- Provided data:
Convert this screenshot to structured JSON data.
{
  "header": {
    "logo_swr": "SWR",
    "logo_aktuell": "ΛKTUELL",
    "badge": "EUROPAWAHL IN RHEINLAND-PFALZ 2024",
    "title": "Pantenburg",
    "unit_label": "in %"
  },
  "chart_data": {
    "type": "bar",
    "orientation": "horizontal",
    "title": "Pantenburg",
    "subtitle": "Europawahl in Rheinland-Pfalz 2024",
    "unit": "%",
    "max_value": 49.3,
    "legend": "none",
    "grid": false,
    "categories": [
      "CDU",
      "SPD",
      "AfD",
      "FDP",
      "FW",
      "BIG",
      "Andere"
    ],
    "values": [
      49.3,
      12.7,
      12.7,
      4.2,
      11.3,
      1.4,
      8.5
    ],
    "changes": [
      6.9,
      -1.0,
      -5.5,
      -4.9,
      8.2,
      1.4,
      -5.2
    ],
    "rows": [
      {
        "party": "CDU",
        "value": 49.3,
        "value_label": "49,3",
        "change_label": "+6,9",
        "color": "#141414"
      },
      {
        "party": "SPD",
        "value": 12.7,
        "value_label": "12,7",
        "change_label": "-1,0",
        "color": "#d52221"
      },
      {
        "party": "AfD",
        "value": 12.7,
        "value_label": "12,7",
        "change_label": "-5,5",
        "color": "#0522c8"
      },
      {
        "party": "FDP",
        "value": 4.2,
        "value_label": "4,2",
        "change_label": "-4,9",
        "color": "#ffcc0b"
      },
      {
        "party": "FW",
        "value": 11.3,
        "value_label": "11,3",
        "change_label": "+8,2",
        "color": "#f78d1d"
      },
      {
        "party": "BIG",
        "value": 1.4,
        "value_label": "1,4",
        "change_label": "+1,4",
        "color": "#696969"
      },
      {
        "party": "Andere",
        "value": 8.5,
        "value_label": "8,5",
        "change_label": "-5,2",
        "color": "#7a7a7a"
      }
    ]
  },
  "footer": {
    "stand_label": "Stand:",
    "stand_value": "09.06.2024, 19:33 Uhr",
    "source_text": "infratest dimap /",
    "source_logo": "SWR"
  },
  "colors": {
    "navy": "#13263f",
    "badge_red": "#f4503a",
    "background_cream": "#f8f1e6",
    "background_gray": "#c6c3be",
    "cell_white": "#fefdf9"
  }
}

- Stated exercise:
Go through the data and return every record exactly.

- Answer for this exercise:
Convert this screenshot to structured JSON data.
{
  "header": {
    "logo_swr": "SWR",
    "logo_aktuell": "ΛKTUELL",
    "badge": "EUROPAWAHL IN RHEINLAND-PFALZ 2024",
    "title": "Pantenburg",
    "unit_label": "in %"
  },
  "chart_data": {
    "type": "bar",
    "orientation": "horizontal",
    "title": "Pantenburg",
    "subtitle": "Europawahl in Rheinland-Pfalz 2024",
    "unit": "%",
    "max_value": 49.3,
    "legend": "none",
    "grid": false,
    "categories": [
      "CDU",
      "SPD",
      "AfD",
      "FDP",
      "FW",
      "BIG",
      "Andere"
    ],
    "values": [
      49.3,
      12.7,
      12.7,
      4.2,
      11.3,
      1.4,
      8.5
    ],
    "changes": [
      6.9,
      -1.0,
      -5.5,
      -4.9,
      8.2,
      1.4,
      -5.2
    ],
    "rows": [
      {
        "party": "CDU",
        "value": 49.3,
        "value_label": "49,3",
        "change_label": "+6,9",
        "color": "#141414"
      },
      {
        "party": "SPD",
        "value": 12.7,
        "value_label": "12,7",
        "change_label": "-1,0",
        "color": "#d52221"
      },
      {
        "party": "AfD",
        "value": 12.7,
        "value_label": "12,7",
        "change_label": "-5,5",
        "color": "#0522c8"
      },
      {
        "party": "FDP",
        "value": 4.2,
        "value_label": "4,2",
        "change_label": "-4,9",
        "color": "#ffcc0b"
      },
      {
        "party": "FW",
        "value": 11.3,
        "value_label": "11,3",
        "change_label": "+8,2",
        "color": "#f78d1d"
      },
      {
        "party": "BIG",
        "value": 1.4,
        "value_label": "1,4",
        "change_label": "+1,4",
        "color": "#696969"
      },
      {
        "party": "Andere",
        "value": 8.5,
        "value_label": "8,5",
        "change_label": "-5,2",
        "color": "#7a7a7a"
      }
    ]
  },
  "footer": {
    "stand_label": "Stand:",
    "stand_value": "09.06.2024, 19:33 Uhr",
    "source_text": "infratest dimap /",
    "source_logo": "SWR"
  },
  "colors": {
    "navy": "#13263f",
    "badge_red": "#f4503a",
    "background_cream": "#f8f1e6",
    "background_gray": "#c6c3be",
    "cell_white": "#fefdf9"
  }
}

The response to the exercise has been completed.